--- start DATA EXCERPTS ---
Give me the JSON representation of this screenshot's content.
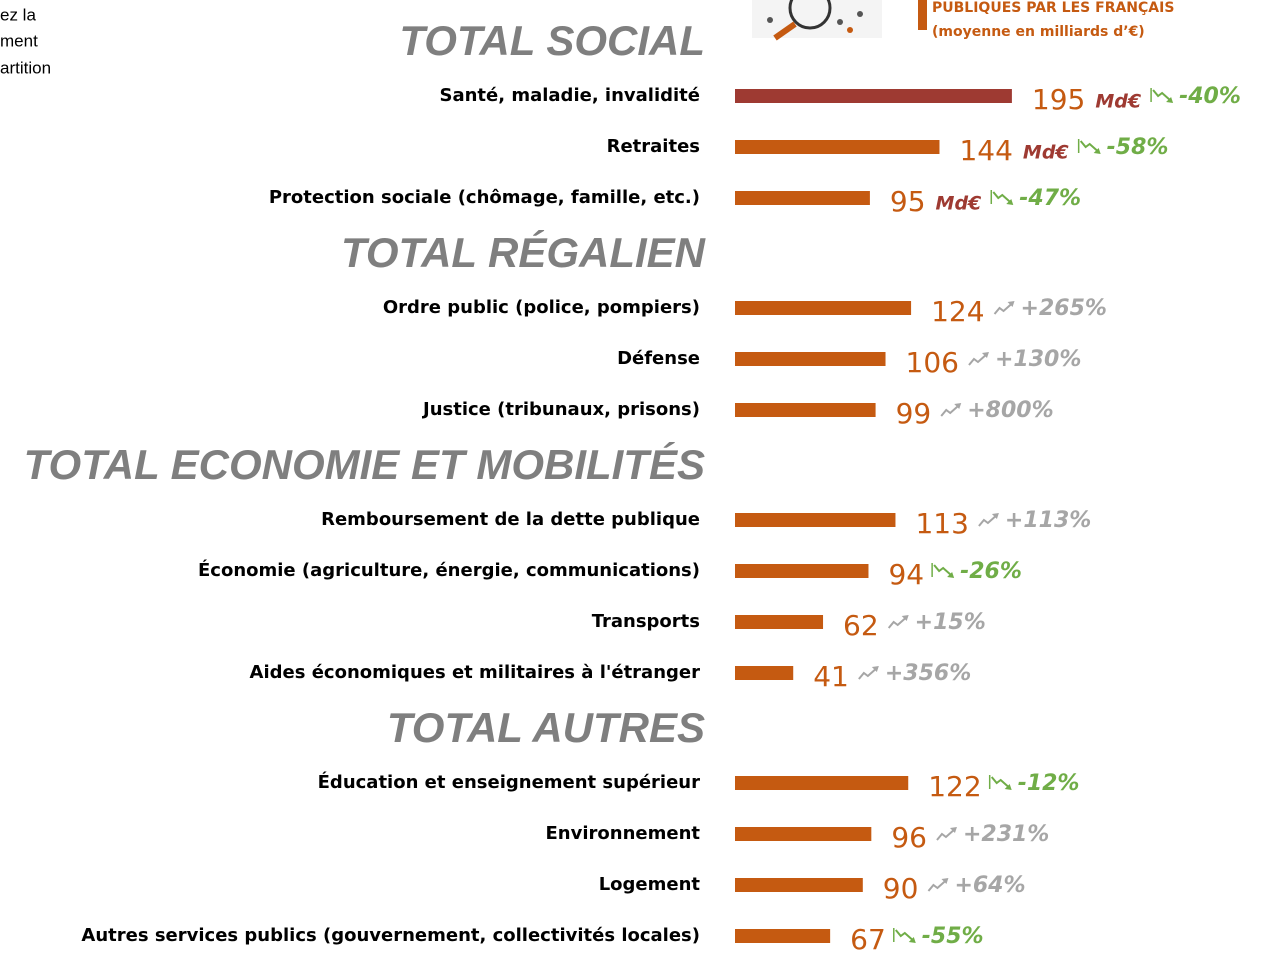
{
  "corner_text": [
    "ez la",
    "ment",
    "artition"
  ],
  "legend": [
    "PUBLIQUES PAR LES FRANÇAIS",
    "(moyenne en milliards d’€)"
  ],
  "chart_data": {
    "type": "bar",
    "color": "#c55a11",
    "highlight_color": "#9e3a32",
    "groups": [
      {
        "title": "TOTAL SOCIAL",
        "unit": "Md€",
        "categories": [
          "Santé, maladie, invalidité",
          "Retraites",
          "Protection sociale (chômage, famille, etc.)"
        ],
        "values": [
          195,
          144,
          95
        ],
        "changes": [
          "-40%",
          "-58%",
          "-47%"
        ]
      },
      {
        "title": "TOTAL RÉGALIEN",
        "categories": [
          "Ordre public (police, pompiers)",
          "Défense",
          "Justice (tribunaux, prisons)"
        ],
        "values": [
          124,
          106,
          99
        ],
        "changes": [
          "+265%",
          "+130%",
          "+800%"
        ]
      },
      {
        "title": "TOTAL ECONOMIE ET MOBILITÉS",
        "categories": [
          "Remboursement de la dette publique",
          "Économie (agriculture, énergie, communications)",
          "Transports",
          "Aides économiques et militaires à l'étranger"
        ],
        "values": [
          113,
          94,
          62,
          41
        ],
        "changes": [
          "+113%",
          "-26%",
          "+15%",
          "+356%"
        ]
      },
      {
        "title": "TOTAL AUTRES",
        "categories": [
          "Éducation et enseignement supérieur",
          "Environnement",
          "Logement",
          "Autres services publics (gouvernement, collectivités locales)"
        ],
        "values": [
          122,
          96,
          90,
          67
        ],
        "changes": [
          "-12%",
          "+231%",
          "+64%",
          "-55%"
        ]
      }
    ]
  }
}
--- end DATA EXCERPTS ---
GOAL OF THE EXERCISE.
Set down all the data again exactly as above, pictures excluded.

REPLY.
Give me the JSON representation of this screenshot's content.
{
  "corner_text": [
    "ez la",
    "ment",
    "artition"
  ],
  "legend": [
    "PUBLIQUES PAR LES FRANÇAIS",
    "(moyenne en milliards d’€)"
  ],
  "chart_data": {
    "type": "bar",
    "color": "#c55a11",
    "highlight_color": "#9e3a32",
    "groups": [
      {
        "title": "TOTAL SOCIAL",
        "unit": "Md€",
        "categories": [
          "Santé, maladie, invalidité",
          "Retraites",
          "Protection sociale (chômage, famille, etc.)"
        ],
        "values": [
          195,
          144,
          95
        ],
        "changes": [
          "-40%",
          "-58%",
          "-47%"
        ]
      },
      {
        "title": "TOTAL RÉGALIEN",
        "categories": [
          "Ordre public (police, pompiers)",
          "Défense",
          "Justice (tribunaux, prisons)"
        ],
        "values": [
          124,
          106,
          99
        ],
        "changes": [
          "+265%",
          "+130%",
          "+800%"
        ]
      },
      {
        "title": "TOTAL ECONOMIE ET MOBILITÉS",
        "categories": [
          "Remboursement de la dette publique",
          "Économie (agriculture, énergie, communications)",
          "Transports",
          "Aides économiques et militaires à l'étranger"
        ],
        "values": [
          113,
          94,
          62,
          41
        ],
        "changes": [
          "+113%",
          "-26%",
          "+15%",
          "+356%"
        ]
      },
      {
        "title": "TOTAL AUTRES",
        "categories": [
          "Éducation et enseignement supérieur",
          "Environnement",
          "Logement",
          "Autres services publics (gouvernement, collectivités locales)"
        ],
        "values": [
          122,
          96,
          90,
          67
        ],
        "changes": [
          "-12%",
          "+231%",
          "+64%",
          "-55%"
        ]
      }
    ]
  }
}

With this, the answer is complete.